- _Required work_: The records that follow should be retyped word for word.

---------- Records provided ----------

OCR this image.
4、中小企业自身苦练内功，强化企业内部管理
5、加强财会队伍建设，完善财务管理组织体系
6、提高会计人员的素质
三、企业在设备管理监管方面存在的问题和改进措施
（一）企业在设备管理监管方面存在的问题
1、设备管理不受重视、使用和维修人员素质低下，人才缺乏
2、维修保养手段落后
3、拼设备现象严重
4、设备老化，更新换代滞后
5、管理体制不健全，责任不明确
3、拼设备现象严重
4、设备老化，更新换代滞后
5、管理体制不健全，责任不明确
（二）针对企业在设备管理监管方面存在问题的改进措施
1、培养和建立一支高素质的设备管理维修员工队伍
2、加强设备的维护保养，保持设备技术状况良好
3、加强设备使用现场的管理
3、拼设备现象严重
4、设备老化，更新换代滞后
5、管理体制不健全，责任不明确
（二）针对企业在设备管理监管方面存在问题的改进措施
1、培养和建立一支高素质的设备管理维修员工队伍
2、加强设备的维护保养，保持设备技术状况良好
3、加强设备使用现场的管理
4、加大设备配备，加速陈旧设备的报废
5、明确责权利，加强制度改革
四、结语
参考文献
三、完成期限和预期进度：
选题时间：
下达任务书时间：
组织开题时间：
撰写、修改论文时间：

----------

- _Full answer_:
OCR this image.
4、中小企业自身苦练内功，强化企业内部管理
5、加强财会队伍建设，完善财务管理组织体系
6、提高会计人员的素质
三、企业在设备管理监管方面存在的问题和改进措施
（一）企业在设备管理监管方面存在的问题
1、设备管理不受重视、使用和维修人员素质低下，人才缺乏
2、维修保养手段落后
3、拼设备现象严重
4、设备老化，更新换代滞后
5、管理体制不健全，责任不明确
3、拼设备现象严重
4、设备老化，更新换代滞后
5、管理体制不健全，责任不明确
（二）针对企业在设备管理监管方面存在问题的改进措施
1、培养和建立一支高素质的设备管理维修员工队伍
2、加强设备的维护保养，保持设备技术状况良好
3、加强设备使用现场的管理
3、拼设备现象严重
4、设备老化，更新换代滞后
5、管理体制不健全，责任不明确
（二）针对企业在设备管理监管方面存在问题的改进措施
1、培养和建立一支高素质的设备管理维修员工队伍
2、加强设备的维护保养，保持设备技术状况良好
3、加强设备使用现场的管理
4、加大设备配备，加速陈旧设备的报废
5、明确责权利，加强制度改革
四、结语
参考文献
三、完成期限和预期进度：
选题时间：
下达任务书时间：
组织开题时间：
撰写、修改论文时间：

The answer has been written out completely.